[Task]
Return every line of the records below verbatim, with no pictures in the copy.

[Exercise inputs]
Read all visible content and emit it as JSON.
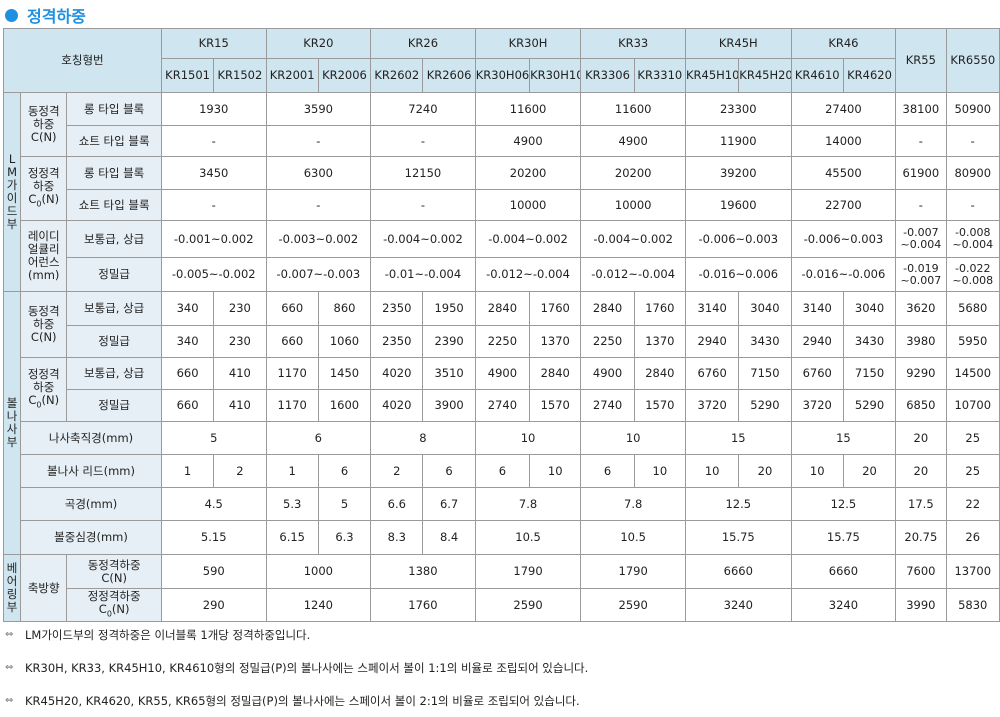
{
  "title": "정격하중",
  "table": {
    "header": {
      "label": "호칭형번",
      "models": [
        "KR15",
        "KR20",
        "KR26",
        "KR30H",
        "KR33",
        "KR45H",
        "KR46"
      ],
      "single_models": [
        "KR55",
        "KR6550"
      ],
      "sub": [
        "KR1501",
        "KR1502",
        "KR2001",
        "KR2006",
        "KR2602",
        "KR2606",
        "KR30H06",
        "KR30H10",
        "KR3306",
        "KR3310",
        "KR45H10",
        "KR45H20",
        "KR4610",
        "KR4620"
      ]
    },
    "lm": {
      "label": "L\nM\n가\n이\n드\n부",
      "dynamic_label": "동정격\n하중\nC(N)",
      "static_label": "정정격\n하중\nC",
      "static_sub": "0",
      "static_unit": "(N)",
      "long_block": "롱 타입 블록",
      "short_block": "쇼트 타입 블록",
      "dyn_long": [
        "1930",
        "3590",
        "7240",
        "11600",
        "11600",
        "23300",
        "27400",
        "38100",
        "50900"
      ],
      "dyn_short": [
        "-",
        "-",
        "-",
        "4900",
        "4900",
        "11900",
        "14000",
        "-",
        "-"
      ],
      "st_long": [
        "3450",
        "6300",
        "12150",
        "20200",
        "20200",
        "39200",
        "45500",
        "61900",
        "80900"
      ],
      "st_short": [
        "-",
        "-",
        "-",
        "10000",
        "10000",
        "19600",
        "22700",
        "-",
        "-"
      ],
      "rd_label": "레이디\n얼큘리\n어런스\n(mm)",
      "normal": "보통급, 상급",
      "precision": "정밀급",
      "rd_normal": [
        "-0.001~0.002",
        "-0.003~0.002",
        "-0.004~0.002",
        "-0.004~0.002",
        "-0.004~0.002",
        "-0.006~0.003",
        "-0.006~0.003"
      ],
      "rd_normal_single": [
        "-0.007\n~0.004",
        "-0.008\n~0.004"
      ],
      "rd_precision": [
        "-0.005~-0.002",
        "-0.007~-0.003",
        "-0.01~-0.004",
        "-0.012~-0.004",
        "-0.012~-0.004",
        "-0.016~0.006",
        "-0.016~-0.006"
      ],
      "rd_precision_single": [
        "-0.019\n~0.007",
        "-0.022\n~0.008"
      ]
    },
    "bs": {
      "label": "볼\n나\n사\n부",
      "dyn_normal": [
        "340",
        "230",
        "660",
        "860",
        "2350",
        "1950",
        "2840",
        "1760",
        "2840",
        "1760",
        "3140",
        "3040",
        "3140",
        "3040",
        "3620",
        "5680"
      ],
      "dyn_precision": [
        "340",
        "230",
        "660",
        "1060",
        "2350",
        "2390",
        "2250",
        "1370",
        "2250",
        "1370",
        "2940",
        "3430",
        "2940",
        "3430",
        "3980",
        "5950"
      ],
      "st_normal": [
        "660",
        "410",
        "1170",
        "1450",
        "4020",
        "3510",
        "4900",
        "2840",
        "4900",
        "2840",
        "6760",
        "7150",
        "6760",
        "7150",
        "9290",
        "14500"
      ],
      "st_precision": [
        "660",
        "410",
        "1170",
        "1600",
        "4020",
        "3900",
        "2740",
        "1570",
        "2740",
        "1570",
        "3720",
        "5290",
        "3720",
        "5290",
        "6850",
        "10700"
      ],
      "shaft_label": "나사축직경(mm)",
      "shaft": [
        "5",
        "6",
        "8",
        "10",
        "10",
        "15",
        "15",
        "20",
        "25"
      ],
      "lead_label": "볼나사 리드(mm)",
      "lead": [
        "1",
        "2",
        "1",
        "6",
        "2",
        "6",
        "6",
        "10",
        "6",
        "10",
        "10",
        "20",
        "10",
        "20",
        "20",
        "25"
      ],
      "ball_label": "곡경(mm)",
      "ball": [
        "4.5",
        "5.3",
        "5",
        "6.6",
        "6.7",
        "7.8",
        "7.8",
        "12.5",
        "12.5",
        "17.5",
        "22"
      ],
      "pcd_label": "볼중심경(mm)",
      "pcd": [
        "5.15",
        "6.15",
        "6.3",
        "8.3",
        "8.4",
        "10.5",
        "10.5",
        "15.75",
        "15.75",
        "20.75",
        "26"
      ]
    },
    "br": {
      "label": "베\n어\n링\n부",
      "axial": "축방향",
      "dyn_label": "동정격하중\nC(N)",
      "st_label": "정정격하중\nC",
      "st_sub": "0",
      "st_unit": "(N)",
      "dyn": [
        "590",
        "1000",
        "1380",
        "1790",
        "1790",
        "6660",
        "6660",
        "7600",
        "13700"
      ],
      "st": [
        "290",
        "1240",
        "1760",
        "2590",
        "2590",
        "3240",
        "3240",
        "3990",
        "5830"
      ]
    }
  },
  "notes": [
    "LM가이드부의 정격하중은 이너블록 1개당 정격하중입니다.",
    "KR30H, KR33, KR45H10, KR4610형의 정밀급(P)의 볼나사에는 스페이서 볼이 1:1의 비율로 조립되어 있습니다.",
    "KR45H20, KR4620, KR55, KR65형의 정밀급(P)의 볼나사에는 스페이서 볼이 2:1의 비율로 조립되어 있습니다."
  ]
}
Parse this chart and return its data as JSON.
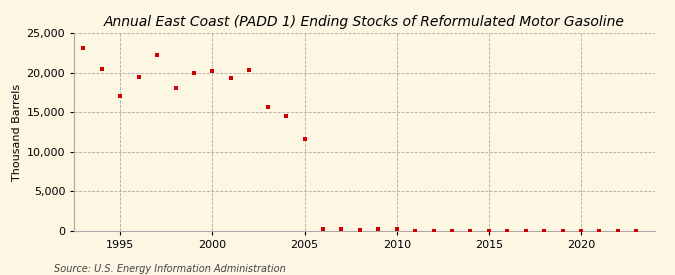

[The answer]
Read all visible content and emit it as JSON.
{
  "title": "정격하중",
  "table": {
    "header": {
      "label": "호칭형번",
      "models": [
        "KR15",
        "KR20",
        "KR26",
        "KR30H",
        "KR33",
        "KR45H",
        "KR46"
      ],
      "single_models": [
        "KR55",
        "KR6550"
      ],
      "sub": [
        "KR1501",
        "KR1502",
        "KR2001",
        "KR2006",
        "KR2602",
        "KR2606",
        "KR30H06",
        "KR30H10",
        "KR3306",
        "KR3310",
        "KR45H10",
        "KR45H20",
        "KR4610",
        "KR4620"
      ]
    },
    "lm": {
      "label": "L\nM\n가\n이\n드\n부",
      "dynamic_label": "동정격\n하중\nC(N)",
      "static_label": "정정격\n하중\nC",
      "static_sub": "0",
      "static_unit": "(N)",
      "long_block": "롱 타입 블록",
      "short_block": "쇼트 타입 블록",
      "dyn_long": [
        "1930",
        "3590",
        "7240",
        "11600",
        "11600",
        "23300",
        "27400",
        "38100",
        "50900"
      ],
      "dyn_short": [
        "-",
        "-",
        "-",
        "4900",
        "4900",
        "11900",
        "14000",
        "-",
        "-"
      ],
      "st_long": [
        "3450",
        "6300",
        "12150",
        "20200",
        "20200",
        "39200",
        "45500",
        "61900",
        "80900"
      ],
      "st_short": [
        "-",
        "-",
        "-",
        "10000",
        "10000",
        "19600",
        "22700",
        "-",
        "-"
      ],
      "rd_label": "레이디\n얼큘리\n어런스\n(mm)",
      "normal": "보통급, 상급",
      "precision": "정밀급",
      "rd_normal": [
        "-0.001~0.002",
        "-0.003~0.002",
        "-0.004~0.002",
        "-0.004~0.002",
        "-0.004~0.002",
        "-0.006~0.003",
        "-0.006~0.003"
      ],
      "rd_normal_single": [
        "-0.007\n~0.004",
        "-0.008\n~0.004"
      ],
      "rd_precision": [
        "-0.005~-0.002",
        "-0.007~-0.003",
        "-0.01~-0.004",
        "-0.012~-0.004",
        "-0.012~-0.004",
        "-0.016~0.006",
        "-0.016~-0.006"
      ],
      "rd_precision_single": [
        "-0.019\n~0.007",
        "-0.022\n~0.008"
      ]
    },
    "bs": {
      "label": "볼\n나\n사\n부",
      "dyn_normal": [
        "340",
        "230",
        "660",
        "860",
        "2350",
        "1950",
        "2840",
        "1760",
        "2840",
        "1760",
        "3140",
        "3040",
        "3140",
        "3040",
        "3620",
        "5680"
      ],
      "dyn_precision": [
        "340",
        "230",
        "660",
        "1060",
        "2350",
        "2390",
        "2250",
        "1370",
        "2250",
        "1370",
        "2940",
        "3430",
        "2940",
        "3430",
        "3980",
        "5950"
      ],
      "st_normal": [
        "660",
        "410",
        "1170",
        "1450",
        "4020",
        "3510",
        "4900",
        "2840",
        "4900",
        "2840",
        "6760",
        "7150",
        "6760",
        "7150",
        "9290",
        "14500"
      ],
      "st_precision": [
        "660",
        "410",
        "1170",
        "1600",
        "4020",
        "3900",
        "2740",
        "1570",
        "2740",
        "1570",
        "3720",
        "5290",
        "3720",
        "5290",
        "6850",
        "10700"
      ],
      "shaft_label": "나사축직경(mm)",
      "shaft": [
        "5",
        "6",
        "8",
        "10",
        "10",
        "15",
        "15",
        "20",
        "25"
      ],
      "lead_label": "볼나사 리드(mm)",
      "lead": [
        "1",
        "2",
        "1",
        "6",
        "2",
        "6",
        "6",
        "10",
        "6",
        "10",
        "10",
        "20",
        "10",
        "20",
        "20",
        "25"
      ],
      "ball_label": "곡경(mm)",
      "ball": [
        "4.5",
        "5.3",
        "5",
        "6.6",
        "6.7",
        "7.8",
        "7.8",
        "12.5",
        "12.5",
        "17.5",
        "22"
      ],
      "pcd_label": "볼중심경(mm)",
      "pcd": [
        "5.15",
        "6.15",
        "6.3",
        "8.3",
        "8.4",
        "10.5",
        "10.5",
        "15.75",
        "15.75",
        "20.75",
        "26"
      ]
    },
    "br": {
      "label": "베\n어\n링\n부",
      "axial": "축방향",
      "dyn_label": "동정격하중\nC(N)",
      "st_label": "정정격하중\nC",
      "st_sub": "0",
      "st_unit": "(N)",
      "dyn": [
        "590",
        "1000",
        "1380",
        "1790",
        "1790",
        "6660",
        "6660",
        "7600",
        "13700"
      ],
      "st": [
        "290",
        "1240",
        "1760",
        "2590",
        "2590",
        "3240",
        "3240",
        "3990",
        "5830"
      ]
    }
  },
  "notes": [
    "LM가이드부의 정격하중은 이너블록 1개당 정격하중입니다.",
    "KR30H, KR33, KR45H10, KR4610형의 정밀급(P)의 볼나사에는 스페이서 볼이 1:1의 비율로 조립되어 있습니다.",
    "KR45H20, KR4620, KR55, KR65형의 정밀급(P)의 볼나사에는 스페이서 볼이 2:1의 비율로 조립되어 있습니다."
  ]
}
Parse this chart and return its data as JSON.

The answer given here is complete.